▶ [Directive]: What follows is a set of entries. Repeat them exactly, but not their pictures.

— Begin Raw records —

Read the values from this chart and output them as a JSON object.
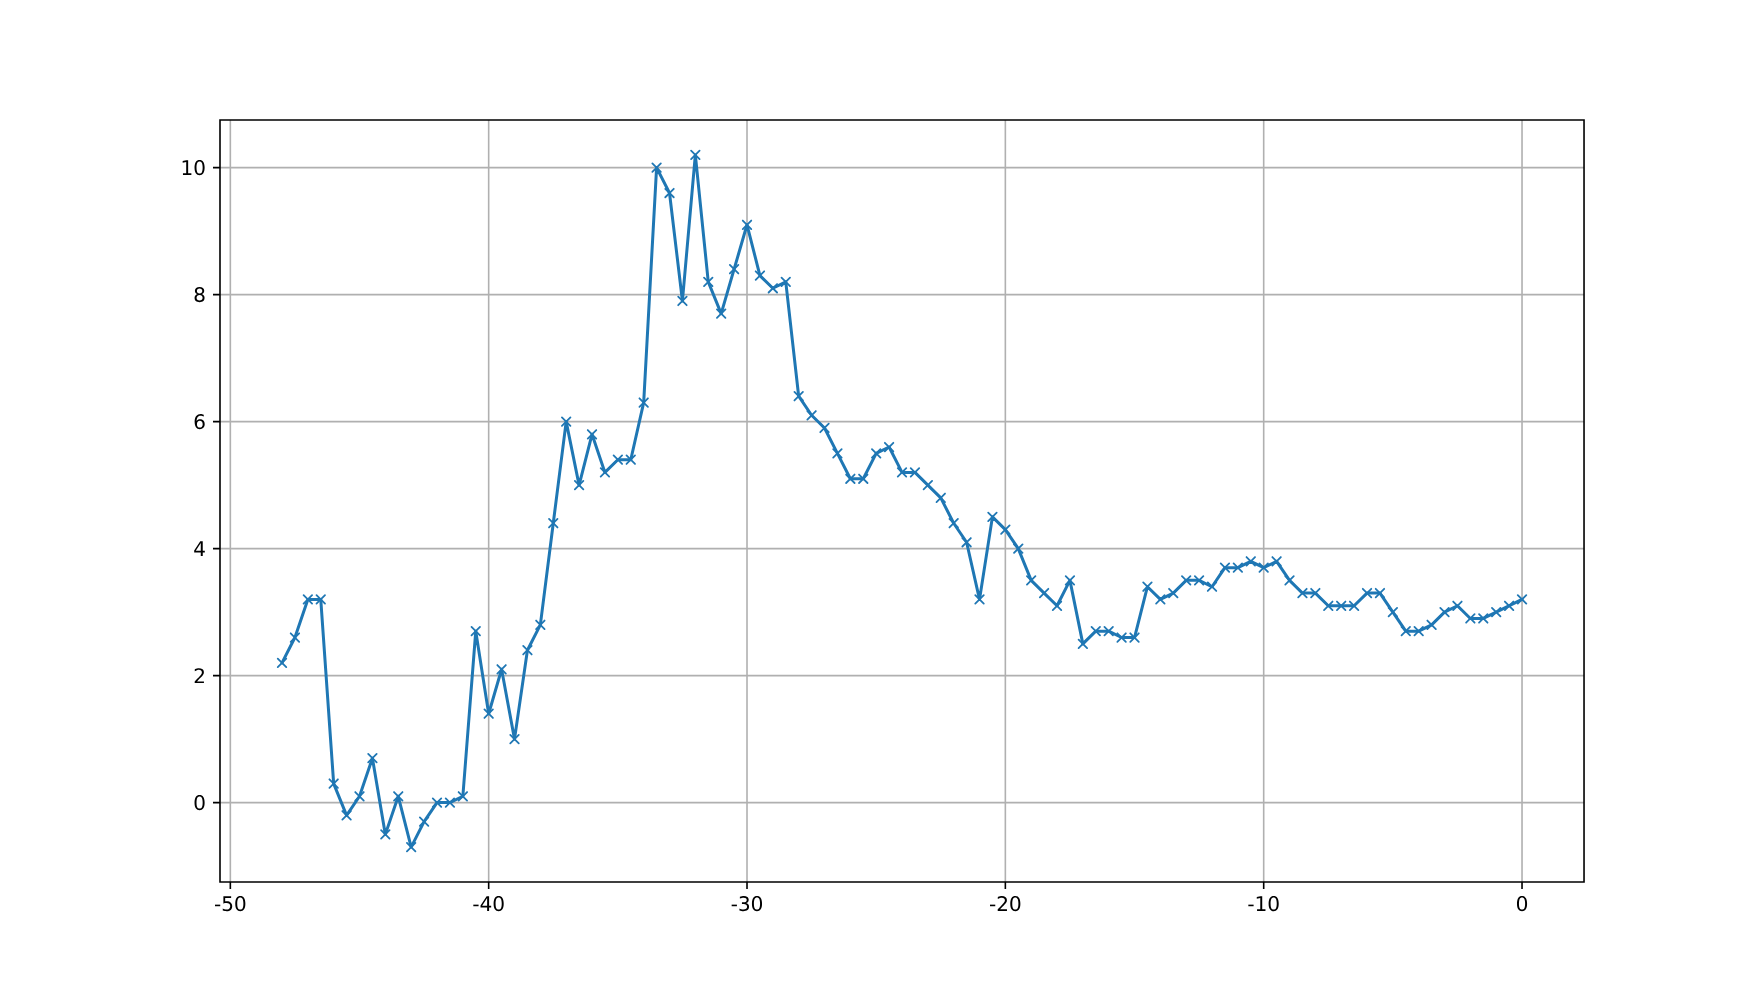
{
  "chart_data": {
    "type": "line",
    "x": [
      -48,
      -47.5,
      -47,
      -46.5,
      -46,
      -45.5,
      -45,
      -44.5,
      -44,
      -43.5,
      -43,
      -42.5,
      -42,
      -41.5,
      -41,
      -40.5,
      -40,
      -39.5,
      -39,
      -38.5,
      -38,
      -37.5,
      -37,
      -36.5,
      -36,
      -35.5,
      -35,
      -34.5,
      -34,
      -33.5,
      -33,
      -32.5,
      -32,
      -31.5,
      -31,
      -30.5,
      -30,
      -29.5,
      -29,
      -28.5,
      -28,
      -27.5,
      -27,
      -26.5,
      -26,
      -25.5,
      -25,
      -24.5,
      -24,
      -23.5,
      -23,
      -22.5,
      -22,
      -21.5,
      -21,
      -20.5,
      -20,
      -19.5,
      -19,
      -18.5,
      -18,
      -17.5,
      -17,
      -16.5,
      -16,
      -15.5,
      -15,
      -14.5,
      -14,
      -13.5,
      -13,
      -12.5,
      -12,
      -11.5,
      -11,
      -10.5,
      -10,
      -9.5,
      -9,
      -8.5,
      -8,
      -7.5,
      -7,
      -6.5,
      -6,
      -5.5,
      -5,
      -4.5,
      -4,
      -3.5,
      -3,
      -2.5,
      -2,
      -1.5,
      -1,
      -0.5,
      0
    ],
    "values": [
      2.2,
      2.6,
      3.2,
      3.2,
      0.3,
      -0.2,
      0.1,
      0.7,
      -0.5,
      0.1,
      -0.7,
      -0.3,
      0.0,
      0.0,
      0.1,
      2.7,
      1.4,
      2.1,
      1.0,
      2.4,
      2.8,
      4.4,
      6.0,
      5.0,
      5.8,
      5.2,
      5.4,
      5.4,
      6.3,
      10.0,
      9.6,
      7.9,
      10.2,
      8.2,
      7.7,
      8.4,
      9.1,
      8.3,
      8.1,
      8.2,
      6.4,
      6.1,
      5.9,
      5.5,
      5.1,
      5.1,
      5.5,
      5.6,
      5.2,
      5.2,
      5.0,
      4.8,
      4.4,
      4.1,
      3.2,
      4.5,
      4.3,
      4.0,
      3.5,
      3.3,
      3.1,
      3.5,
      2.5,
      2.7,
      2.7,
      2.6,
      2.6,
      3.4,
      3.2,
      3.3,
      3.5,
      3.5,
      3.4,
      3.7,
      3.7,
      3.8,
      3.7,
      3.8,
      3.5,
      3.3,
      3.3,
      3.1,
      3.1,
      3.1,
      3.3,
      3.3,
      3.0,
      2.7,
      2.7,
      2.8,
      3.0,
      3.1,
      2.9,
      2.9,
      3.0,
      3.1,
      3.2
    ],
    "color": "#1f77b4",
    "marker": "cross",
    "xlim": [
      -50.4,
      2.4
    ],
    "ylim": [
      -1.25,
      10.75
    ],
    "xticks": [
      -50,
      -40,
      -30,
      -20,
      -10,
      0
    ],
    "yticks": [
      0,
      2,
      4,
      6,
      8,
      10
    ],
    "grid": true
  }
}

— End Raw records —

▶ [Output of the exercise]:
Read the values from this chart and output them as a JSON object.
{
  "chart_data": {
    "type": "line",
    "x": [
      -48,
      -47.5,
      -47,
      -46.5,
      -46,
      -45.5,
      -45,
      -44.5,
      -44,
      -43.5,
      -43,
      -42.5,
      -42,
      -41.5,
      -41,
      -40.5,
      -40,
      -39.5,
      -39,
      -38.5,
      -38,
      -37.5,
      -37,
      -36.5,
      -36,
      -35.5,
      -35,
      -34.5,
      -34,
      -33.5,
      -33,
      -32.5,
      -32,
      -31.5,
      -31,
      -30.5,
      -30,
      -29.5,
      -29,
      -28.5,
      -28,
      -27.5,
      -27,
      -26.5,
      -26,
      -25.5,
      -25,
      -24.5,
      -24,
      -23.5,
      -23,
      -22.5,
      -22,
      -21.5,
      -21,
      -20.5,
      -20,
      -19.5,
      -19,
      -18.5,
      -18,
      -17.5,
      -17,
      -16.5,
      -16,
      -15.5,
      -15,
      -14.5,
      -14,
      -13.5,
      -13,
      -12.5,
      -12,
      -11.5,
      -11,
      -10.5,
      -10,
      -9.5,
      -9,
      -8.5,
      -8,
      -7.5,
      -7,
      -6.5,
      -6,
      -5.5,
      -5,
      -4.5,
      -4,
      -3.5,
      -3,
      -2.5,
      -2,
      -1.5,
      -1,
      -0.5,
      0
    ],
    "values": [
      2.2,
      2.6,
      3.2,
      3.2,
      0.3,
      -0.2,
      0.1,
      0.7,
      -0.5,
      0.1,
      -0.7,
      -0.3,
      0.0,
      0.0,
      0.1,
      2.7,
      1.4,
      2.1,
      1.0,
      2.4,
      2.8,
      4.4,
      6.0,
      5.0,
      5.8,
      5.2,
      5.4,
      5.4,
      6.3,
      10.0,
      9.6,
      7.9,
      10.2,
      8.2,
      7.7,
      8.4,
      9.1,
      8.3,
      8.1,
      8.2,
      6.4,
      6.1,
      5.9,
      5.5,
      5.1,
      5.1,
      5.5,
      5.6,
      5.2,
      5.2,
      5.0,
      4.8,
      4.4,
      4.1,
      3.2,
      4.5,
      4.3,
      4.0,
      3.5,
      3.3,
      3.1,
      3.5,
      2.5,
      2.7,
      2.7,
      2.6,
      2.6,
      3.4,
      3.2,
      3.3,
      3.5,
      3.5,
      3.4,
      3.7,
      3.7,
      3.8,
      3.7,
      3.8,
      3.5,
      3.3,
      3.3,
      3.1,
      3.1,
      3.1,
      3.3,
      3.3,
      3.0,
      2.7,
      2.7,
      2.8,
      3.0,
      3.1,
      2.9,
      2.9,
      3.0,
      3.1,
      3.2
    ],
    "color": "#1f77b4",
    "marker": "cross",
    "xlim": [
      -50.4,
      2.4
    ],
    "ylim": [
      -1.25,
      10.75
    ],
    "xticks": [
      -50,
      -40,
      -30,
      -20,
      -10,
      0
    ],
    "yticks": [
      0,
      2,
      4,
      6,
      8,
      10
    ],
    "grid": true
  }
}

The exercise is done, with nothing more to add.